Present the following data again exactly as it is shown.
==================================================
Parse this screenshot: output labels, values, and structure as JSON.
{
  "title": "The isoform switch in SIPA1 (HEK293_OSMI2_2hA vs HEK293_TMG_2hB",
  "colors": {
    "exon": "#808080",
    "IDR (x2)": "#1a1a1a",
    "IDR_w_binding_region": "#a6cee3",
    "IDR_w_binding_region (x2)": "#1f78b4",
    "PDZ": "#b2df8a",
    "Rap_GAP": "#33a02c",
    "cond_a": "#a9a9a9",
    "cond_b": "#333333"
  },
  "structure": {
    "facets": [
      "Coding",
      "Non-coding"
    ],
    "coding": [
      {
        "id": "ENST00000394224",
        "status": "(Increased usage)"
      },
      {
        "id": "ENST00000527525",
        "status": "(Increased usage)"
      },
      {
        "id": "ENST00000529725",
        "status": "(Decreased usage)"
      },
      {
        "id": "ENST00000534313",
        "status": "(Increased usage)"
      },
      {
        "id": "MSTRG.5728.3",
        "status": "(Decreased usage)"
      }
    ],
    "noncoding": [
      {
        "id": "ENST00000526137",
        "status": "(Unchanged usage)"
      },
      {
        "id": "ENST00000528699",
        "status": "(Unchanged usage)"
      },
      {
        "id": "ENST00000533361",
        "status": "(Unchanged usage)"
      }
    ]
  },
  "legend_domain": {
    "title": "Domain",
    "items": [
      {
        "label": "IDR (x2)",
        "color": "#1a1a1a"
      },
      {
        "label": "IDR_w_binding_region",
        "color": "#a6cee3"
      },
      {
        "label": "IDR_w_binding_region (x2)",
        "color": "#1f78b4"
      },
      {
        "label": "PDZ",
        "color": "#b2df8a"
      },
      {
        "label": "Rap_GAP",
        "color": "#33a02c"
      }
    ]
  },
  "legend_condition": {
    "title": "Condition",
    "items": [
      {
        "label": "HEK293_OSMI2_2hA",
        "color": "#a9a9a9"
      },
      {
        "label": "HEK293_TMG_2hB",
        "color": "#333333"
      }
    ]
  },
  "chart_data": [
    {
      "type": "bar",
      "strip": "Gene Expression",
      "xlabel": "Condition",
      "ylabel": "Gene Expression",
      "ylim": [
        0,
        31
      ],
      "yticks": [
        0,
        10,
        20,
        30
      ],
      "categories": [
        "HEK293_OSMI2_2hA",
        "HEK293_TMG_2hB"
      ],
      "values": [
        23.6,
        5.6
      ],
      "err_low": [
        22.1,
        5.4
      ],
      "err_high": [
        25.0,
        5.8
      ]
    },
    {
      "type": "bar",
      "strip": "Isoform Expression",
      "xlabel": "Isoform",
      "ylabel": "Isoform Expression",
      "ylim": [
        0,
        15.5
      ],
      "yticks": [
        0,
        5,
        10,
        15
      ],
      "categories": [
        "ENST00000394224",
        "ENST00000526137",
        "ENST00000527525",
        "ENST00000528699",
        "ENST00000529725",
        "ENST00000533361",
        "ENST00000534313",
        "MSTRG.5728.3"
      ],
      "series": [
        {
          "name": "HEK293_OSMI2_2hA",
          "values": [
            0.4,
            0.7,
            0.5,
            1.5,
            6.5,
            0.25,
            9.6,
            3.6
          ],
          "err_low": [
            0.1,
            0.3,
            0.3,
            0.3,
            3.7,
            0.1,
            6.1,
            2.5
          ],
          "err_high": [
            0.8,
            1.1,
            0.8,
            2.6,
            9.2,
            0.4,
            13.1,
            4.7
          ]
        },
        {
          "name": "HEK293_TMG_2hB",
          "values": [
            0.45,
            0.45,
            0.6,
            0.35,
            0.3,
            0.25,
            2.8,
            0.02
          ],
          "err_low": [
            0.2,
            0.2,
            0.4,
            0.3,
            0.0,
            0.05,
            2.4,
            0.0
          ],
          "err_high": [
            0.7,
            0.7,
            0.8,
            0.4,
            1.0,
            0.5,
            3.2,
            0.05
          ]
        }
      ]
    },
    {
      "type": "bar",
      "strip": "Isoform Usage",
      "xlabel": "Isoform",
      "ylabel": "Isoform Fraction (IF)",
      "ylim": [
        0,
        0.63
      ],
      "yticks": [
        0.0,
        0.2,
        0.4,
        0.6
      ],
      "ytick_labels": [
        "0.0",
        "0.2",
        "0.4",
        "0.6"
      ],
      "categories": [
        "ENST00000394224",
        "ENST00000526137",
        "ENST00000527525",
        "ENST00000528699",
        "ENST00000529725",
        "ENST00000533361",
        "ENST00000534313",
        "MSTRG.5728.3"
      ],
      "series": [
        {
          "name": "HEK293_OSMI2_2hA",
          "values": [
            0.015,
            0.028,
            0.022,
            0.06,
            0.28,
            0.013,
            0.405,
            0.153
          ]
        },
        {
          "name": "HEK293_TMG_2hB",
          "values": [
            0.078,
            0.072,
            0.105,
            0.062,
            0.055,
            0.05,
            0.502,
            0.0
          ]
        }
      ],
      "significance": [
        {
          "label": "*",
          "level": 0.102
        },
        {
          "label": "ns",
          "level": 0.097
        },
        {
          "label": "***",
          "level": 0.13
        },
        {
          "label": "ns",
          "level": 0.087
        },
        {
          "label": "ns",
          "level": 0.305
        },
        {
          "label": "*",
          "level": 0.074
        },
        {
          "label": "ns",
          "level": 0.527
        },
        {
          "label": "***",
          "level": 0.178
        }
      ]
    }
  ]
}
==================================================
# SOLUTION TO THIS TASK
Parse this screenshot: output labels, values, and structure as JSON.
{
  "title": "The isoform switch in SIPA1 (HEK293_OSMI2_2hA vs HEK293_TMG_2hB",
  "colors": {
    "exon": "#808080",
    "IDR (x2)": "#1a1a1a",
    "IDR_w_binding_region": "#a6cee3",
    "IDR_w_binding_region (x2)": "#1f78b4",
    "PDZ": "#b2df8a",
    "Rap_GAP": "#33a02c",
    "cond_a": "#a9a9a9",
    "cond_b": "#333333"
  },
  "structure": {
    "facets": [
      "Coding",
      "Non-coding"
    ],
    "coding": [
      {
        "id": "ENST00000394224",
        "status": "(Increased usage)"
      },
      {
        "id": "ENST00000527525",
        "status": "(Increased usage)"
      },
      {
        "id": "ENST00000529725",
        "status": "(Decreased usage)"
      },
      {
        "id": "ENST00000534313",
        "status": "(Increased usage)"
      },
      {
        "id": "MSTRG.5728.3",
        "status": "(Decreased usage)"
      }
    ],
    "noncoding": [
      {
        "id": "ENST00000526137",
        "status": "(Unchanged usage)"
      },
      {
        "id": "ENST00000528699",
        "status": "(Unchanged usage)"
      },
      {
        "id": "ENST00000533361",
        "status": "(Unchanged usage)"
      }
    ]
  },
  "legend_domain": {
    "title": "Domain",
    "items": [
      {
        "label": "IDR (x2)",
        "color": "#1a1a1a"
      },
      {
        "label": "IDR_w_binding_region",
        "color": "#a6cee3"
      },
      {
        "label": "IDR_w_binding_region (x2)",
        "color": "#1f78b4"
      },
      {
        "label": "PDZ",
        "color": "#b2df8a"
      },
      {
        "label": "Rap_GAP",
        "color": "#33a02c"
      }
    ]
  },
  "legend_condition": {
    "title": "Condition",
    "items": [
      {
        "label": "HEK293_OSMI2_2hA",
        "color": "#a9a9a9"
      },
      {
        "label": "HEK293_TMG_2hB",
        "color": "#333333"
      }
    ]
  },
  "chart_data": [
    {
      "type": "bar",
      "strip": "Gene Expression",
      "xlabel": "Condition",
      "ylabel": "Gene Expression",
      "ylim": [
        0,
        31
      ],
      "yticks": [
        0,
        10,
        20,
        30
      ],
      "categories": [
        "HEK293_OSMI2_2hA",
        "HEK293_TMG_2hB"
      ],
      "values": [
        23.6,
        5.6
      ],
      "err_low": [
        22.1,
        5.4
      ],
      "err_high": [
        25.0,
        5.8
      ]
    },
    {
      "type": "bar",
      "strip": "Isoform Expression",
      "xlabel": "Isoform",
      "ylabel": "Isoform Expression",
      "ylim": [
        0,
        15.5
      ],
      "yticks": [
        0,
        5,
        10,
        15
      ],
      "categories": [
        "ENST00000394224",
        "ENST00000526137",
        "ENST00000527525",
        "ENST00000528699",
        "ENST00000529725",
        "ENST00000533361",
        "ENST00000534313",
        "MSTRG.5728.3"
      ],
      "series": [
        {
          "name": "HEK293_OSMI2_2hA",
          "values": [
            0.4,
            0.7,
            0.5,
            1.5,
            6.5,
            0.25,
            9.6,
            3.6
          ],
          "err_low": [
            0.1,
            0.3,
            0.3,
            0.3,
            3.7,
            0.1,
            6.1,
            2.5
          ],
          "err_high": [
            0.8,
            1.1,
            0.8,
            2.6,
            9.2,
            0.4,
            13.1,
            4.7
          ]
        },
        {
          "name": "HEK293_TMG_2hB",
          "values": [
            0.45,
            0.45,
            0.6,
            0.35,
            0.3,
            0.25,
            2.8,
            0.02
          ],
          "err_low": [
            0.2,
            0.2,
            0.4,
            0.3,
            0.0,
            0.05,
            2.4,
            0.0
          ],
          "err_high": [
            0.7,
            0.7,
            0.8,
            0.4,
            1.0,
            0.5,
            3.2,
            0.05
          ]
        }
      ]
    },
    {
      "type": "bar",
      "strip": "Isoform Usage",
      "xlabel": "Isoform",
      "ylabel": "Isoform Fraction (IF)",
      "ylim": [
        0,
        0.63
      ],
      "yticks": [
        0.0,
        0.2,
        0.4,
        0.6
      ],
      "ytick_labels": [
        "0.0",
        "0.2",
        "0.4",
        "0.6"
      ],
      "categories": [
        "ENST00000394224",
        "ENST00000526137",
        "ENST00000527525",
        "ENST00000528699",
        "ENST00000529725",
        "ENST00000533361",
        "ENST00000534313",
        "MSTRG.5728.3"
      ],
      "series": [
        {
          "name": "HEK293_OSMI2_2hA",
          "values": [
            0.015,
            0.028,
            0.022,
            0.06,
            0.28,
            0.013,
            0.405,
            0.153
          ]
        },
        {
          "name": "HEK293_TMG_2hB",
          "values": [
            0.078,
            0.072,
            0.105,
            0.062,
            0.055,
            0.05,
            0.502,
            0.0
          ]
        }
      ],
      "significance": [
        {
          "label": "*",
          "level": 0.102
        },
        {
          "label": "ns",
          "level": 0.097
        },
        {
          "label": "***",
          "level": 0.13
        },
        {
          "label": "ns",
          "level": 0.087
        },
        {
          "label": "ns",
          "level": 0.305
        },
        {
          "label": "*",
          "level": 0.074
        },
        {
          "label": "ns",
          "level": 0.527
        },
        {
          "label": "***",
          "level": 0.178
        }
      ]
    }
  ]
}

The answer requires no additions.